◆ **To be done**
Reproduce every line of the listing as written, apart from the pictures.

◆ **Material provided**
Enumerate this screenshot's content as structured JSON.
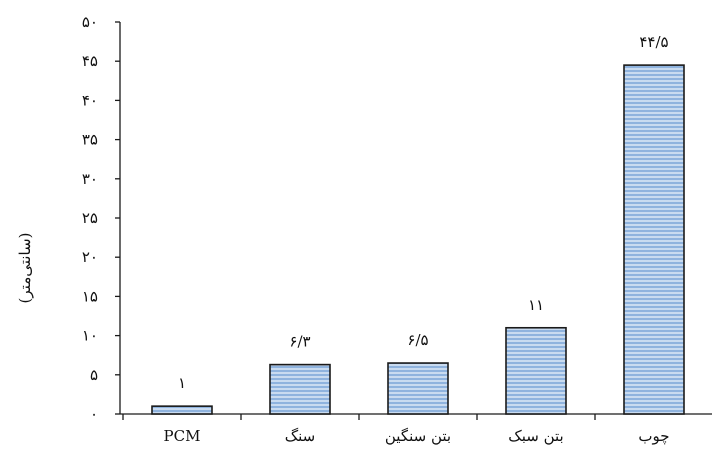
{
  "chart_data": {
    "type": "bar",
    "categories": [
      "PCM",
      "سنگ",
      "بتن سنگین",
      "بتن سبک",
      "چوب"
    ],
    "values": [
      1,
      6.3,
      6.5,
      11,
      44.5
    ],
    "data_labels": [
      "۱",
      "۶/۳",
      "۶/۵",
      "۱۱",
      "۴۴/۵"
    ],
    "ylabel": "(سانتی‌متر)",
    "ylim": [
      0,
      50
    ],
    "yticks": [
      0,
      5,
      10,
      15,
      20,
      25,
      30,
      35,
      40,
      45,
      50
    ],
    "ytick_labels": [
      "۰",
      "۵",
      "۱۰",
      "۱۵",
      "۲۰",
      "۲۵",
      "۳۰",
      "۳۵",
      "۴۰",
      "۴۵",
      "۵۰"
    ],
    "grid": false,
    "colors": {
      "bar_fill": "#8fb3de",
      "bar_stripe": "#c9dbf0",
      "bar_stroke": "#1a1a1a",
      "axis": "#1a1a1a"
    }
  }
}
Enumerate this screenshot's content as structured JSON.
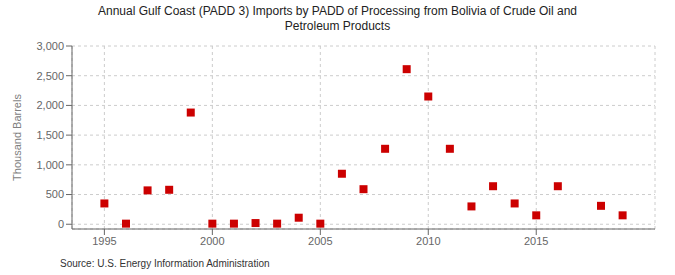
{
  "chart_data": {
    "type": "scatter",
    "title": "Annual Gulf Coast (PADD 3) Imports by PADD of Processing from Bolivia of Crude Oil and\nPetroleum Products",
    "ylabel": "Thousand Barrels",
    "source": "Source: U.S. Energy Information Administration",
    "x": [
      1995,
      1996,
      1997,
      1998,
      1999,
      2000,
      2001,
      2002,
      2003,
      2004,
      2005,
      2006,
      2007,
      2008,
      2009,
      2010,
      2011,
      2012,
      2013,
      2014,
      2015,
      2016,
      2018,
      2019
    ],
    "values": [
      350,
      10,
      570,
      580,
      1880,
      10,
      10,
      20,
      10,
      110,
      10,
      850,
      590,
      1270,
      2610,
      2150,
      1270,
      300,
      640,
      350,
      150,
      640,
      310,
      150
    ],
    "color": "#cc0000",
    "marker": "square",
    "xlim": [
      1993.5,
      2020.5
    ],
    "ylim": [
      -80,
      3000
    ],
    "xticks": [
      1995,
      2000,
      2005,
      2010,
      2015
    ],
    "yticks": [
      0,
      500,
      {
        "value": 1000,
        "label": "1,000"
      },
      {
        "value": 1500,
        "label": "1,500"
      },
      {
        "value": 2000,
        "label": "2,000"
      },
      {
        "value": 2500,
        "label": "2,500"
      },
      {
        "value": 3000,
        "label": "3,000"
      }
    ],
    "grid": true
  }
}
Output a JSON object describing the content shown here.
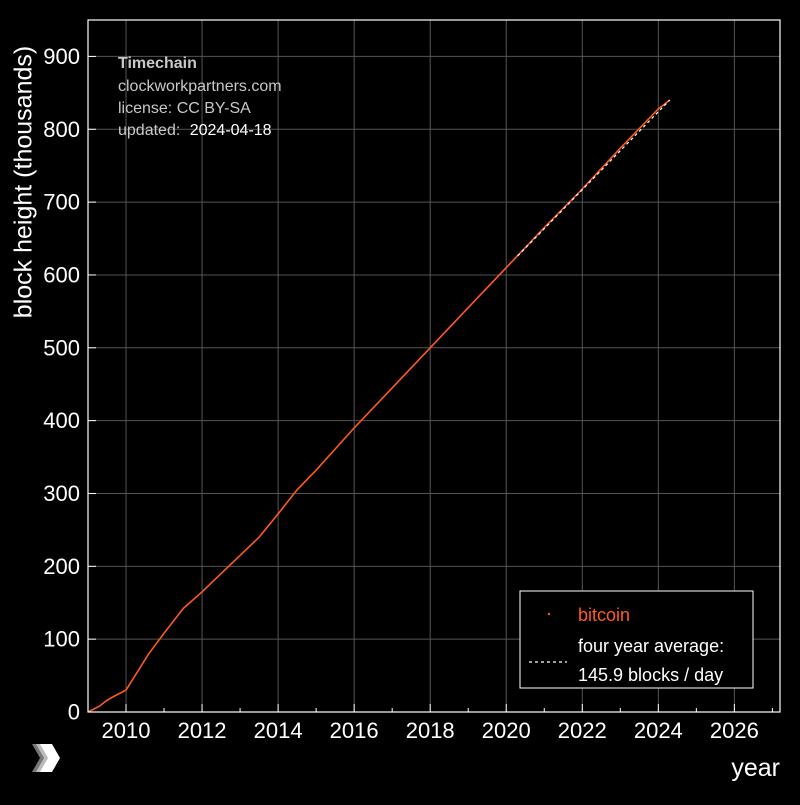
{
  "chart_data": {
    "type": "line",
    "title": "Timechain",
    "xlabel": "year",
    "ylabel": "block height (thousands)",
    "xlim": [
      2009.0,
      2027.2
    ],
    "ylim": [
      0,
      950
    ],
    "x_ticks": [
      2010,
      2012,
      2014,
      2016,
      2018,
      2020,
      2022,
      2024,
      2026
    ],
    "y_ticks": [
      0,
      100,
      200,
      300,
      400,
      500,
      600,
      700,
      800,
      900
    ],
    "grid": true,
    "info": {
      "title": "Timechain",
      "website": "clockworkpartners.com",
      "license": "license: CC BY-SA",
      "updated_label": "updated:",
      "updated_value": "2024-04-18"
    },
    "series": [
      {
        "name": "bitcoin",
        "color": "#ff5a1f",
        "x": [
          2009.0,
          2009.3,
          2009.5,
          2009.7,
          2010.0,
          2010.3,
          2010.6,
          2011.0,
          2011.5,
          2012.0,
          2012.5,
          2013.0,
          2013.5,
          2014.0,
          2014.5,
          2015.0,
          2016.0,
          2017.0,
          2018.0,
          2019.0,
          2020.0,
          2021.0,
          2022.0,
          2023.0,
          2024.0,
          2024.3
        ],
        "values": [
          0,
          8,
          16,
          22,
          30,
          55,
          80,
          108,
          142,
          165,
          190,
          215,
          240,
          272,
          305,
          332,
          390,
          445,
          500,
          555,
          610,
          665,
          718,
          774,
          828,
          840
        ]
      },
      {
        "name": "four year average",
        "color": "#ffffff",
        "dashed": true,
        "x": [
          2020.3,
          2024.3
        ],
        "values": [
          626,
          840
        ]
      }
    ],
    "legend": {
      "position": "bottom-right",
      "series_label": "bitcoin",
      "avg_label_line1": "four year average:",
      "avg_label_line2": "145.9 blocks / day"
    },
    "colors": {
      "background": "#000000",
      "grid": "#555555",
      "frame": "#ffffff",
      "text": "#ffffff",
      "info_text": "#c8c8c8",
      "bitcoin": "#ff5a1f"
    }
  }
}
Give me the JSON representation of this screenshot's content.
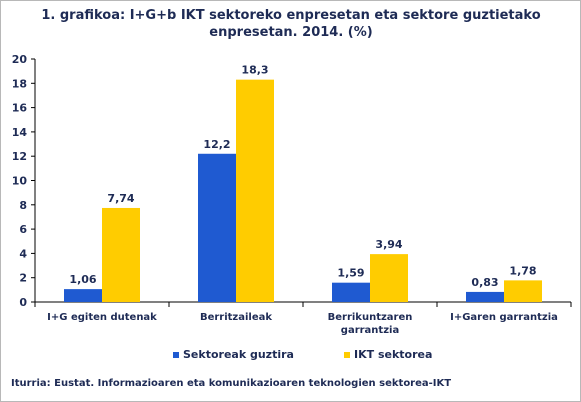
{
  "title_line1": "1. grafikoa: I+G+b IKT sektoreko enpresetan eta sektore guztietako",
  "title_line2": "enpresetan. 2014. (%)",
  "source": "Iturria: Eustat. Informazioaren eta komunikazioaren teknologien sektorea-IKT",
  "colors": {
    "series1": "#1f5ad1",
    "series2": "#ffcc00",
    "axis": "#000000",
    "text": "#1e2b55"
  },
  "chart_data": {
    "type": "bar",
    "title": "1. grafikoa: I+G+b IKT sektoreko enpresetan eta sektore guztietako enpresetan. 2014. (%)",
    "categories": [
      "I+G egiten dutenak",
      "Berritzaileak",
      "Berrikuntzaren garrantzia",
      "I+Garen garrantzia"
    ],
    "category_lines": [
      [
        "I+G egiten dutenak"
      ],
      [
        "Berritzaileak"
      ],
      [
        "Berrikuntzaren",
        "garrantzia"
      ],
      [
        "I+Garen garrantzia"
      ]
    ],
    "series": [
      {
        "name": "Sektoreak guztira",
        "values": [
          1.06,
          12.2,
          1.59,
          0.83
        ],
        "labels": [
          "1,06",
          "12,2",
          "1,59",
          "0,83"
        ]
      },
      {
        "name": "IKT sektorea",
        "values": [
          7.74,
          18.3,
          3.94,
          1.78
        ],
        "labels": [
          "7,74",
          "18,3",
          "3,94",
          "1,78"
        ]
      }
    ],
    "yticks": [
      0,
      2,
      4,
      6,
      8,
      10,
      12,
      14,
      16,
      18,
      20
    ],
    "ylim": [
      0,
      20
    ],
    "grid": false,
    "legend_position": "bottom"
  }
}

◆ **Final answer**
Enumerate this screenshot's content as structured JSON.
{
  "chart_data": {
    "type": "bar",
    "categories": [
      "PCM",
      "سنگ",
      "بتن سنگین",
      "بتن سبک",
      "چوب"
    ],
    "values": [
      1,
      6.3,
      6.5,
      11,
      44.5
    ],
    "data_labels": [
      "۱",
      "۶/۳",
      "۶/۵",
      "۱۱",
      "۴۴/۵"
    ],
    "ylabel": "(سانتی‌متر)",
    "ylim": [
      0,
      50
    ],
    "yticks": [
      0,
      5,
      10,
      15,
      20,
      25,
      30,
      35,
      40,
      45,
      50
    ],
    "ytick_labels": [
      "۰",
      "۵",
      "۱۰",
      "۱۵",
      "۲۰",
      "۲۵",
      "۳۰",
      "۳۵",
      "۴۰",
      "۴۵",
      "۵۰"
    ],
    "grid": false,
    "colors": {
      "bar_fill": "#8fb3de",
      "bar_stripe": "#c9dbf0",
      "bar_stroke": "#1a1a1a",
      "axis": "#1a1a1a"
    }
  }
}
Enumerate this screenshot's content as structured JSON.
{
  "chart_data": {
    "type": "scatter",
    "title": "Annual Gulf Coast (PADD 3) Imports by PADD of Processing from Bolivia of Crude Oil and\nPetroleum Products",
    "ylabel": "Thousand Barrels",
    "source": "Source: U.S. Energy Information Administration",
    "x": [
      1995,
      1996,
      1997,
      1998,
      1999,
      2000,
      2001,
      2002,
      2003,
      2004,
      2005,
      2006,
      2007,
      2008,
      2009,
      2010,
      2011,
      2012,
      2013,
      2014,
      2015,
      2016,
      2018,
      2019
    ],
    "values": [
      350,
      10,
      570,
      580,
      1880,
      10,
      10,
      20,
      10,
      110,
      10,
      850,
      590,
      1270,
      2610,
      2150,
      1270,
      300,
      640,
      350,
      150,
      640,
      310,
      150
    ],
    "color": "#cc0000",
    "marker": "square",
    "xlim": [
      1993.5,
      2020.5
    ],
    "ylim": [
      -80,
      3000
    ],
    "xticks": [
      1995,
      2000,
      2005,
      2010,
      2015
    ],
    "yticks": [
      0,
      500,
      {
        "value": 1000,
        "label": "1,000"
      },
      {
        "value": 1500,
        "label": "1,500"
      },
      {
        "value": 2000,
        "label": "2,000"
      },
      {
        "value": 2500,
        "label": "2,500"
      },
      {
        "value": 3000,
        "label": "3,000"
      }
    ],
    "grid": true
  }
}
Output a JSON object describing the content shown here.
{
  "chart_data": {
    "type": "line",
    "title": "Timechain",
    "xlabel": "year",
    "ylabel": "block height (thousands)",
    "xlim": [
      2009.0,
      2027.2
    ],
    "ylim": [
      0,
      950
    ],
    "x_ticks": [
      2010,
      2012,
      2014,
      2016,
      2018,
      2020,
      2022,
      2024,
      2026
    ],
    "y_ticks": [
      0,
      100,
      200,
      300,
      400,
      500,
      600,
      700,
      800,
      900
    ],
    "grid": true,
    "info": {
      "title": "Timechain",
      "website": "clockworkpartners.com",
      "license": "license: CC BY-SA",
      "updated_label": "updated:",
      "updated_value": "2024-04-18"
    },
    "series": [
      {
        "name": "bitcoin",
        "color": "#ff5a1f",
        "x": [
          2009.0,
          2009.3,
          2009.5,
          2009.7,
          2010.0,
          2010.3,
          2010.6,
          2011.0,
          2011.5,
          2012.0,
          2012.5,
          2013.0,
          2013.5,
          2014.0,
          2014.5,
          2015.0,
          2016.0,
          2017.0,
          2018.0,
          2019.0,
          2020.0,
          2021.0,
          2022.0,
          2023.0,
          2024.0,
          2024.3
        ],
        "values": [
          0,
          8,
          16,
          22,
          30,
          55,
          80,
          108,
          142,
          165,
          190,
          215,
          240,
          272,
          305,
          332,
          390,
          445,
          500,
          555,
          610,
          665,
          718,
          774,
          828,
          840
        ]
      },
      {
        "name": "four year average",
        "color": "#ffffff",
        "dashed": true,
        "x": [
          2020.3,
          2024.3
        ],
        "values": [
          626,
          840
        ]
      }
    ],
    "legend": {
      "position": "bottom-right",
      "series_label": "bitcoin",
      "avg_label_line1": "four year average:",
      "avg_label_line2": "145.9 blocks / day"
    },
    "colors": {
      "background": "#000000",
      "grid": "#555555",
      "frame": "#ffffff",
      "text": "#ffffff",
      "info_text": "#c8c8c8",
      "bitcoin": "#ff5a1f"
    }
  }
}
Give me the JSON representation of this screenshot's content.
{
  "title_line1": "1. grafikoa: I+G+b IKT sektoreko enpresetan eta sektore guztietako",
  "title_line2": "enpresetan. 2014. (%)",
  "source": "Iturria: Eustat. Informazioaren eta komunikazioaren teknologien sektorea-IKT",
  "colors": {
    "series1": "#1f5ad1",
    "series2": "#ffcc00",
    "axis": "#000000",
    "text": "#1e2b55"
  },
  "chart_data": {
    "type": "bar",
    "title": "1. grafikoa: I+G+b IKT sektoreko enpresetan eta sektore guztietako enpresetan. 2014. (%)",
    "categories": [
      "I+G egiten dutenak",
      "Berritzaileak",
      "Berrikuntzaren garrantzia",
      "I+Garen garrantzia"
    ],
    "category_lines": [
      [
        "I+G egiten dutenak"
      ],
      [
        "Berritzaileak"
      ],
      [
        "Berrikuntzaren",
        "garrantzia"
      ],
      [
        "I+Garen garrantzia"
      ]
    ],
    "series": [
      {
        "name": "Sektoreak guztira",
        "values": [
          1.06,
          12.2,
          1.59,
          0.83
        ],
        "labels": [
          "1,06",
          "12,2",
          "1,59",
          "0,83"
        ]
      },
      {
        "name": "IKT sektorea",
        "values": [
          7.74,
          18.3,
          3.94,
          1.78
        ],
        "labels": [
          "7,74",
          "18,3",
          "3,94",
          "1,78"
        ]
      }
    ],
    "yticks": [
      0,
      2,
      4,
      6,
      8,
      10,
      12,
      14,
      16,
      18,
      20
    ],
    "ylim": [
      0,
      20
    ],
    "grid": false,
    "legend_position": "bottom"
  }
}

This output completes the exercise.